Data records

** Begin **

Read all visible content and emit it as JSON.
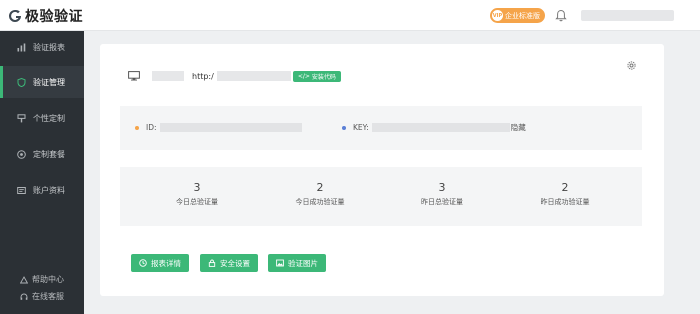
{
  "app": {
    "title": "极验验证"
  },
  "header": {
    "badge_vip": "VIP",
    "badge_label": "企业标准版",
    "bell_icon": "bell-icon"
  },
  "sidebar": {
    "items": [
      {
        "label": "验证报表",
        "icon": "bar-chart-icon",
        "active": false
      },
      {
        "label": "验证管理",
        "icon": "shield-icon",
        "active": true
      },
      {
        "label": "个性定制",
        "icon": "brush-icon",
        "active": false
      },
      {
        "label": "定制套餐",
        "icon": "target-icon",
        "active": false
      },
      {
        "label": "账户资料",
        "icon": "id-card-icon",
        "active": false
      }
    ],
    "help": "帮助中心",
    "service": "在线客服"
  },
  "app_row": {
    "url_prefix": "http:/",
    "install_label": "安装代码"
  },
  "keys": {
    "id_label": "ID:",
    "key_label": "KEY:",
    "hide_label": "隐藏",
    "id_dot_color": "#f5a44a",
    "key_dot_color": "#5b7fd6"
  },
  "stats": [
    {
      "value": "3",
      "label": "今日总验证量"
    },
    {
      "value": "2",
      "label": "今日成功验证量"
    },
    {
      "value": "3",
      "label": "昨日总验证量"
    },
    {
      "value": "2",
      "label": "昨日成功验证量"
    }
  ],
  "actions": [
    {
      "label": "报表详情",
      "icon": "clock-icon"
    },
    {
      "label": "安全设置",
      "icon": "lock-icon"
    },
    {
      "label": "验证图片",
      "icon": "image-icon"
    }
  ],
  "colors": {
    "accent": "#3cb878",
    "sidebar": "#2b3035",
    "badge": "#f5a44a"
  }
}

** End **

Take the data above and repeat it exactly, leaving each picture out.

### The answer
Read all visible content and emit it as JSON.
{
  "app": {
    "title": "极验验证"
  },
  "header": {
    "badge_vip": "VIP",
    "badge_label": "企业标准版",
    "bell_icon": "bell-icon"
  },
  "sidebar": {
    "items": [
      {
        "label": "验证报表",
        "icon": "bar-chart-icon",
        "active": false
      },
      {
        "label": "验证管理",
        "icon": "shield-icon",
        "active": true
      },
      {
        "label": "个性定制",
        "icon": "brush-icon",
        "active": false
      },
      {
        "label": "定制套餐",
        "icon": "target-icon",
        "active": false
      },
      {
        "label": "账户资料",
        "icon": "id-card-icon",
        "active": false
      }
    ],
    "help": "帮助中心",
    "service": "在线客服"
  },
  "app_row": {
    "url_prefix": "http:/",
    "install_label": "安装代码"
  },
  "keys": {
    "id_label": "ID:",
    "key_label": "KEY:",
    "hide_label": "隐藏",
    "id_dot_color": "#f5a44a",
    "key_dot_color": "#5b7fd6"
  },
  "stats": [
    {
      "value": "3",
      "label": "今日总验证量"
    },
    {
      "value": "2",
      "label": "今日成功验证量"
    },
    {
      "value": "3",
      "label": "昨日总验证量"
    },
    {
      "value": "2",
      "label": "昨日成功验证量"
    }
  ],
  "actions": [
    {
      "label": "报表详情",
      "icon": "clock-icon"
    },
    {
      "label": "安全设置",
      "icon": "lock-icon"
    },
    {
      "label": "验证图片",
      "icon": "image-icon"
    }
  ],
  "colors": {
    "accent": "#3cb878",
    "sidebar": "#2b3035",
    "badge": "#f5a44a"
  }
}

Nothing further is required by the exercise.